_Work to complete_. Select from the data all lines with the word "color".

_Dataset records_.
┌──

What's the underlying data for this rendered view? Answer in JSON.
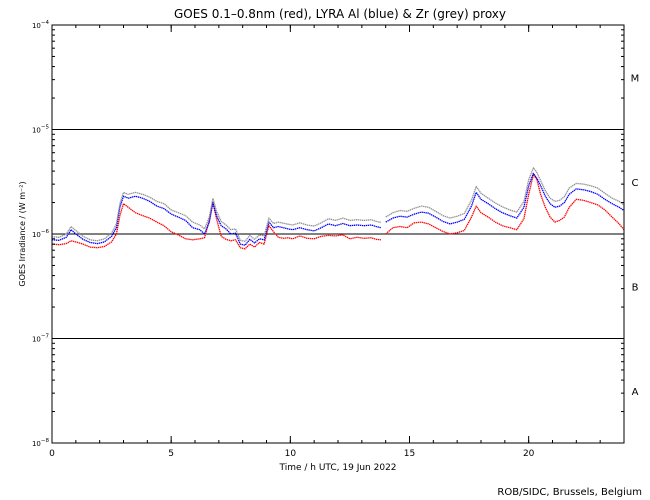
{
  "chart_data": {
    "type": "line",
    "title": "GOES 0.1–0.8nm (red), LYRA Al (blue) & Zr (grey) proxy",
    "xlabel": "Time / h UTC, 19 Jun 2022",
    "ylabel": "GOES Irradiance / (W m⁻²)",
    "xlim": [
      0,
      24
    ],
    "ylim": [
      1e-08,
      0.0001
    ],
    "yscale": "log",
    "x_ticks": [
      {
        "value": 0,
        "label": "0"
      },
      {
        "value": 5,
        "label": "5"
      },
      {
        "value": 10,
        "label": "10"
      },
      {
        "value": 15,
        "label": "15"
      },
      {
        "value": 20,
        "label": "20"
      }
    ],
    "y_ticks": [
      {
        "value": 1e-08,
        "base": "10",
        "exp": "−8"
      },
      {
        "value": 1e-07,
        "base": "10",
        "exp": "−7"
      },
      {
        "value": 1e-06,
        "base": "10",
        "exp": "−6"
      },
      {
        "value": 1e-05,
        "base": "10",
        "exp": "−5"
      },
      {
        "value": 0.0001,
        "base": "10",
        "exp": "−4"
      }
    ],
    "flare_classes": [
      {
        "label": "A",
        "value": 3.16e-08
      },
      {
        "label": "B",
        "value": 3.16e-07
      },
      {
        "label": "C",
        "value": 3.16e-06
      },
      {
        "label": "M",
        "value": 3.16e-05
      }
    ],
    "reference_lines": [
      1e-07,
      1e-06,
      1e-05
    ],
    "credit": "ROB/SIDC, Brussels, Belgium",
    "series": [
      {
        "color": "#ff0000",
        "segments": [
          {
            "x": [
              0,
              0.3,
              0.6,
              0.8,
              1.0,
              1.3,
              1.6,
              1.9,
              2.2,
              2.5,
              2.7,
              2.85,
              3.0,
              3.2,
              3.5,
              3.8,
              4.1,
              4.4,
              4.7,
              5.0,
              5.3,
              5.6,
              5.9,
              6.2,
              6.4,
              6.6,
              6.75,
              6.9,
              7.1,
              7.3,
              7.5,
              7.7,
              7.9,
              8.1,
              8.3,
              8.5,
              8.7,
              8.9,
              9.1,
              9.3,
              9.5,
              9.7,
              9.9,
              10.1,
              10.4,
              10.7,
              11.0,
              11.3,
              11.6,
              11.9,
              12.2,
              12.5,
              12.8,
              13.1,
              13.4,
              13.6,
              13.8
            ],
            "y": [
              8e-07,
              7.9e-07,
              8.1e-07,
              8.6e-07,
              8.4e-07,
              8e-07,
              7.5e-07,
              7.4e-07,
              7.6e-07,
              8.4e-07,
              1e-06,
              1.5e-06,
              1.95e-06,
              1.8e-06,
              1.6e-06,
              1.5e-06,
              1.42e-06,
              1.3e-06,
              1.2e-06,
              1.05e-06,
              9.8e-07,
              9e-07,
              8.8e-07,
              9e-07,
              9.2e-07,
              1.35e-06,
              2e-06,
              1.4e-06,
              9.5e-07,
              8.9e-07,
              8.6e-07,
              8.8e-07,
              7.4e-07,
              7.2e-07,
              8e-07,
              7.5e-07,
              8.3e-07,
              8e-07,
              1.2e-06,
              1.05e-06,
              9.3e-07,
              9.1e-07,
              9.2e-07,
              9e-07,
              9.6e-07,
              9.1e-07,
              9e-07,
              9.5e-07,
              9.7e-07,
              9.6e-07,
              9.8e-07,
              9e-07,
              9.3e-07,
              9.1e-07,
              9.2e-07,
              8.9e-07,
              8.8e-07
            ]
          },
          {
            "x": [
              14.0,
              14.3,
              14.6,
              14.9,
              15.2,
              15.5,
              15.8,
              16.1,
              16.4,
              16.7,
              17.0,
              17.3,
              17.6,
              17.8,
              18.0,
              18.3,
              18.6,
              18.9,
              19.2,
              19.5,
              19.8,
              20.0,
              20.2,
              20.35,
              20.5,
              20.7,
              20.9,
              21.1,
              21.3,
              21.5,
              21.7,
              22.0,
              22.3,
              22.6,
              22.9,
              23.2,
              23.5,
              23.8,
              24.0
            ],
            "y": [
              1e-06,
              1.15e-06,
              1.18e-06,
              1.15e-06,
              1.28e-06,
              1.3e-06,
              1.25e-06,
              1.15e-06,
              1.06e-06,
              1e-06,
              1.03e-06,
              1.08e-06,
              1.45e-06,
              1.85e-06,
              1.6e-06,
              1.45e-06,
              1.3e-06,
              1.2e-06,
              1.15e-06,
              1.1e-06,
              1.4e-06,
              2.4e-06,
              3.7e-06,
              3.3e-06,
              2.4e-06,
              1.8e-06,
              1.45e-06,
              1.3e-06,
              1.35e-06,
              1.45e-06,
              1.8e-06,
              2.15e-06,
              2.1e-06,
              2e-06,
              1.9e-06,
              1.7e-06,
              1.45e-06,
              1.25e-06,
              1.1e-06
            ]
          }
        ]
      },
      {
        "color": "#0000ff",
        "segments": [
          {
            "x": [
              0,
              0.3,
              0.6,
              0.8,
              1.0,
              1.3,
              1.6,
              1.9,
              2.2,
              2.5,
              2.7,
              2.85,
              3.0,
              3.2,
              3.5,
              3.8,
              4.1,
              4.4,
              4.7,
              5.0,
              5.3,
              5.6,
              5.9,
              6.2,
              6.4,
              6.6,
              6.75,
              6.9,
              7.1,
              7.3,
              7.5,
              7.7,
              7.9,
              8.1,
              8.3,
              8.5,
              8.7,
              8.9,
              9.1,
              9.3,
              9.5,
              9.7,
              9.9,
              10.1,
              10.4,
              10.7,
              11.0,
              11.3,
              11.6,
              11.9,
              12.2,
              12.5,
              12.8,
              13.1,
              13.4,
              13.6,
              13.8
            ],
            "y": [
              8.8e-07,
              8.7e-07,
              9.3e-07,
              1.1e-06,
              1e-06,
              8.9e-07,
              8.3e-07,
              8.1e-07,
              8.4e-07,
              9.5e-07,
              1.15e-06,
              1.8e-06,
              2.3e-06,
              2.2e-06,
              2.3e-06,
              2.2e-06,
              2.05e-06,
              1.85e-06,
              1.75e-06,
              1.55e-06,
              1.45e-06,
              1.35e-06,
              1.15e-06,
              1.1e-06,
              1e-06,
              1.3e-06,
              2e-06,
              1.5e-06,
              1.2e-06,
              1.12e-06,
              1e-06,
              1.02e-06,
              8e-07,
              7.8e-07,
              8.9e-07,
              8.2e-07,
              9e-07,
              8.8e-07,
              1.3e-06,
              1.15e-06,
              1.18e-06,
              1.15e-06,
              1.12e-06,
              1.1e-06,
              1.15e-06,
              1.1e-06,
              1.07e-06,
              1.15e-06,
              1.25e-06,
              1.2e-06,
              1.26e-06,
              1.2e-06,
              1.22e-06,
              1.2e-06,
              1.22e-06,
              1.18e-06,
              1.15e-06
            ]
          },
          {
            "x": [
              14.0,
              14.3,
              14.6,
              14.9,
              15.2,
              15.5,
              15.8,
              16.1,
              16.4,
              16.7,
              17.0,
              17.3,
              17.6,
              17.8,
              18.0,
              18.3,
              18.6,
              18.9,
              19.2,
              19.5,
              19.8,
              20.0,
              20.2,
              20.35,
              20.5,
              20.7,
              20.9,
              21.1,
              21.3,
              21.5,
              21.7,
              22.0,
              22.3,
              22.6,
              22.9,
              23.2,
              23.5,
              23.8,
              24.0
            ],
            "y": [
              1.3e-06,
              1.42e-06,
              1.48e-06,
              1.45e-06,
              1.55e-06,
              1.62e-06,
              1.58e-06,
              1.45e-06,
              1.32e-06,
              1.25e-06,
              1.3e-06,
              1.38e-06,
              1.85e-06,
              2.5e-06,
              2.15e-06,
              1.95e-06,
              1.75e-06,
              1.6e-06,
              1.5e-06,
              1.42e-06,
              1.8e-06,
              2.9e-06,
              3.8e-06,
              3.4e-06,
              2.9e-06,
              2.3e-06,
              1.95e-06,
              1.8e-06,
              1.85e-06,
              2e-06,
              2.4e-06,
              2.7e-06,
              2.65e-06,
              2.55e-06,
              2.4e-06,
              2.15e-06,
              1.95e-06,
              1.8e-06,
              1.68e-06
            ]
          }
        ]
      },
      {
        "color": "#909090",
        "segments": [
          {
            "x": [
              0,
              0.3,
              0.6,
              0.8,
              1.0,
              1.3,
              1.6,
              1.9,
              2.2,
              2.5,
              2.7,
              2.85,
              3.0,
              3.2,
              3.5,
              3.8,
              4.1,
              4.4,
              4.7,
              5.0,
              5.3,
              5.6,
              5.9,
              6.2,
              6.4,
              6.6,
              6.75,
              6.9,
              7.1,
              7.3,
              7.5,
              7.7,
              7.9,
              8.1,
              8.3,
              8.5,
              8.7,
              8.9,
              9.1,
              9.3,
              9.5,
              9.7,
              9.9,
              10.1,
              10.4,
              10.7,
              11.0,
              11.3,
              11.6,
              11.9,
              12.2,
              12.5,
              12.8,
              13.1,
              13.4,
              13.6,
              13.8
            ],
            "y": [
              9.4e-07,
              9.3e-07,
              1e-06,
              1.18e-06,
              1.08e-06,
              9.5e-07,
              8.8e-07,
              8.6e-07,
              9e-07,
              1.02e-06,
              1.25e-06,
              1.95e-06,
              2.5e-06,
              2.4e-06,
              2.5e-06,
              2.4e-06,
              2.25e-06,
              2.05e-06,
              1.95e-06,
              1.7e-06,
              1.6e-06,
              1.5e-06,
              1.3e-06,
              1.22e-06,
              1.12e-06,
              1.45e-06,
              2.2e-06,
              1.65e-06,
              1.32e-06,
              1.22e-06,
              1.1e-06,
              1.12e-06,
              8.7e-07,
              8.5e-07,
              9.7e-07,
              8.9e-07,
              9.8e-07,
              9.6e-07,
              1.42e-06,
              1.26e-06,
              1.3e-06,
              1.27e-06,
              1.24e-06,
              1.22e-06,
              1.28e-06,
              1.22e-06,
              1.19e-06,
              1.28e-06,
              1.4e-06,
              1.35e-06,
              1.42e-06,
              1.35e-06,
              1.37e-06,
              1.35e-06,
              1.37e-06,
              1.32e-06,
              1.29e-06
            ]
          },
          {
            "x": [
              14.0,
              14.3,
              14.6,
              14.9,
              15.2,
              15.5,
              15.8,
              16.1,
              16.4,
              16.7,
              17.0,
              17.3,
              17.6,
              17.8,
              18.0,
              18.3,
              18.6,
              18.9,
              19.2,
              19.5,
              19.8,
              20.0,
              20.2,
              20.35,
              20.5,
              20.7,
              20.9,
              21.1,
              21.3,
              21.5,
              21.7,
              22.0,
              22.3,
              22.6,
              22.9,
              23.2,
              23.5,
              23.8,
              24.0
            ],
            "y": [
              1.45e-06,
              1.6e-06,
              1.68e-06,
              1.65e-06,
              1.76e-06,
              1.85e-06,
              1.8e-06,
              1.65e-06,
              1.5e-06,
              1.42e-06,
              1.48e-06,
              1.57e-06,
              2.1e-06,
              2.85e-06,
              2.45e-06,
              2.2e-06,
              1.98e-06,
              1.82e-06,
              1.7e-06,
              1.62e-06,
              2.05e-06,
              3.3e-06,
              4.3e-06,
              3.85e-06,
              3.25e-06,
              2.6e-06,
              2.2e-06,
              2.05e-06,
              2.1e-06,
              2.28e-06,
              2.75e-06,
              3.05e-06,
              3e-06,
              2.9e-06,
              2.75e-06,
              2.45e-06,
              2.2e-06,
              2.05e-06,
              1.9e-06
            ]
          }
        ]
      }
    ]
  }
}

└──

_Task response_.
        "color": "#ff0000",
        "color": "#0000ff",
        "color": "#909090",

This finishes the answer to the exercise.